EXERCISE TASK
Would you pull out every line of the material that contains the string "级学生顶岗实习方案"?

INPUT ROWS
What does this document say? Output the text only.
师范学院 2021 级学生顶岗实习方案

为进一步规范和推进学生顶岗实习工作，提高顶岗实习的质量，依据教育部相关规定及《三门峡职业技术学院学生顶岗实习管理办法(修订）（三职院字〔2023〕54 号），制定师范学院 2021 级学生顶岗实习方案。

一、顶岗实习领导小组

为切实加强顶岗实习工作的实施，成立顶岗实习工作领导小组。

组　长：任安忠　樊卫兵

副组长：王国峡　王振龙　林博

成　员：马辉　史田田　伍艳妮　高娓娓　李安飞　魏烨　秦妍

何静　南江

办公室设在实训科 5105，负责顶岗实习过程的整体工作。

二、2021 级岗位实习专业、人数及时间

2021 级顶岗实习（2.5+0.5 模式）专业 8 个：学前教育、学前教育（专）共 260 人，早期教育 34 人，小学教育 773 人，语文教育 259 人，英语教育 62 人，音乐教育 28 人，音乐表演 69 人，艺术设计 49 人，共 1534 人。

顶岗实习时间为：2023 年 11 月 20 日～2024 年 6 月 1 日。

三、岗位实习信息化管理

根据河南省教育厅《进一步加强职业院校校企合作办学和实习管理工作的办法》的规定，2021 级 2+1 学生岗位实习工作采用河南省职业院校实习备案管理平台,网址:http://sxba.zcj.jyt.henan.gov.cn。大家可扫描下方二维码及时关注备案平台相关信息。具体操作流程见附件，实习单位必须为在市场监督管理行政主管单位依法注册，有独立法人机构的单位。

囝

OUTPUT OF THE TASK
师范学院 2021 级学生顶岗实习方案
为进一步规范和推进学生顶岗实习工作，提高顶岗实习的质量，依据教育部相关规定及《三门峡职业技术学院学生顶岗实习管理办法(修订）（三职院字〔2023〕54 号），制定师范学院 2021 级学生顶岗实习方案。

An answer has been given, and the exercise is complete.